_Problem statement:_ Without the pictures, return all of the material exactly as written.

Dataset rows about figures
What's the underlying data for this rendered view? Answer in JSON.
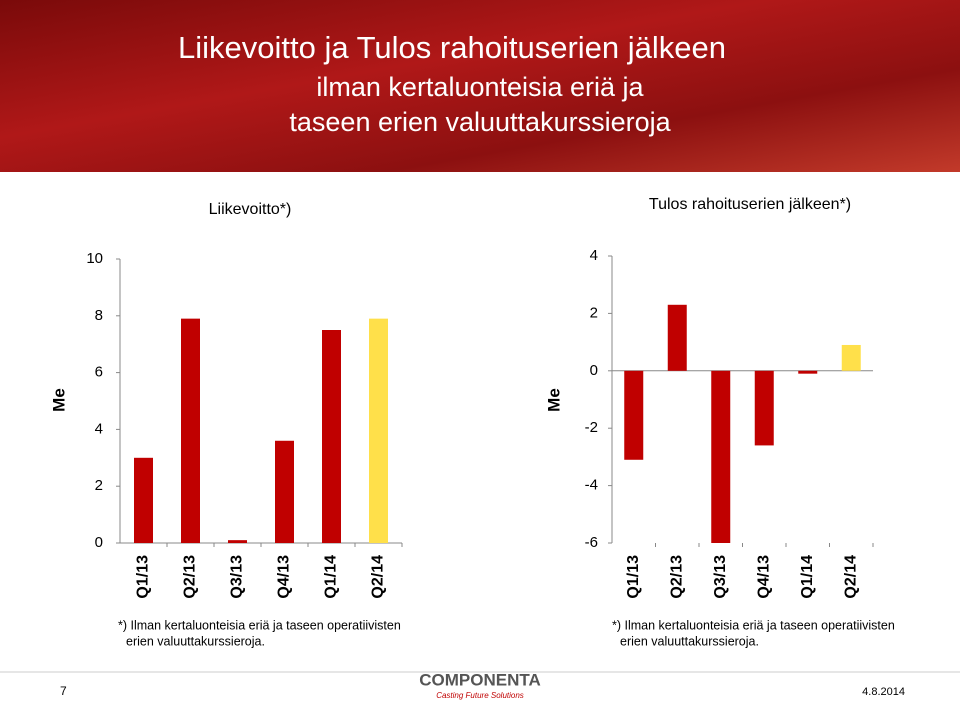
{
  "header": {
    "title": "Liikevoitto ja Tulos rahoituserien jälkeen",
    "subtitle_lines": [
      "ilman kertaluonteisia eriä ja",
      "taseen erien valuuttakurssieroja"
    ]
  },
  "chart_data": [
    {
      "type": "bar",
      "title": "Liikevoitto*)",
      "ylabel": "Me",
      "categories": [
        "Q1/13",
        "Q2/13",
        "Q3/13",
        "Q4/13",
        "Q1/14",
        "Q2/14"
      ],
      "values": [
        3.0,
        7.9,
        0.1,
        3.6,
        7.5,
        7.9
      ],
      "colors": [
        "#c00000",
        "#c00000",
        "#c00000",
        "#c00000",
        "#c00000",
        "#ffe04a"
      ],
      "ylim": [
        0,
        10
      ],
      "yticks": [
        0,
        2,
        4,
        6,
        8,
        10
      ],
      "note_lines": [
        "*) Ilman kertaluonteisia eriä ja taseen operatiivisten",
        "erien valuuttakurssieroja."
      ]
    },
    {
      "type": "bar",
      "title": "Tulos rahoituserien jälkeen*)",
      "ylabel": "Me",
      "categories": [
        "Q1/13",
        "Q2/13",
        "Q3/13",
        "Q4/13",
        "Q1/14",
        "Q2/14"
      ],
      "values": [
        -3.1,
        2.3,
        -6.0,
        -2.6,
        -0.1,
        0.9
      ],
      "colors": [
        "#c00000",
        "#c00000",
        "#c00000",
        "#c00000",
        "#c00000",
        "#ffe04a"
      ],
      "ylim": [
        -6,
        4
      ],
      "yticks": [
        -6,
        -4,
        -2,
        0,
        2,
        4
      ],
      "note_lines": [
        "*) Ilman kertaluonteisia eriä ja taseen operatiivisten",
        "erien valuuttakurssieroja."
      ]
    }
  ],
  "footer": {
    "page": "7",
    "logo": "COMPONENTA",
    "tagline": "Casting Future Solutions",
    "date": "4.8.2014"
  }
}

_Answer in full:_
What's the underlying data for this rendered view? Answer in JSON.
{
  "header": {
    "title": "Liikevoitto ja Tulos rahoituserien jälkeen",
    "subtitle_lines": [
      "ilman kertaluonteisia eriä ja",
      "taseen erien valuuttakurssieroja"
    ]
  },
  "chart_data": [
    {
      "type": "bar",
      "title": "Liikevoitto*)",
      "ylabel": "Me",
      "categories": [
        "Q1/13",
        "Q2/13",
        "Q3/13",
        "Q4/13",
        "Q1/14",
        "Q2/14"
      ],
      "values": [
        3.0,
        7.9,
        0.1,
        3.6,
        7.5,
        7.9
      ],
      "colors": [
        "#c00000",
        "#c00000",
        "#c00000",
        "#c00000",
        "#c00000",
        "#ffe04a"
      ],
      "ylim": [
        0,
        10
      ],
      "yticks": [
        0,
        2,
        4,
        6,
        8,
        10
      ],
      "note_lines": [
        "*) Ilman kertaluonteisia eriä ja taseen operatiivisten",
        "erien valuuttakurssieroja."
      ]
    },
    {
      "type": "bar",
      "title": "Tulos rahoituserien jälkeen*)",
      "ylabel": "Me",
      "categories": [
        "Q1/13",
        "Q2/13",
        "Q3/13",
        "Q4/13",
        "Q1/14",
        "Q2/14"
      ],
      "values": [
        -3.1,
        2.3,
        -6.0,
        -2.6,
        -0.1,
        0.9
      ],
      "colors": [
        "#c00000",
        "#c00000",
        "#c00000",
        "#c00000",
        "#c00000",
        "#ffe04a"
      ],
      "ylim": [
        -6,
        4
      ],
      "yticks": [
        -6,
        -4,
        -2,
        0,
        2,
        4
      ],
      "note_lines": [
        "*) Ilman kertaluonteisia eriä ja taseen operatiivisten",
        "erien valuuttakurssieroja."
      ]
    }
  ],
  "footer": {
    "page": "7",
    "logo": "COMPONENTA",
    "tagline": "Casting Future Solutions",
    "date": "4.8.2014"
  }
}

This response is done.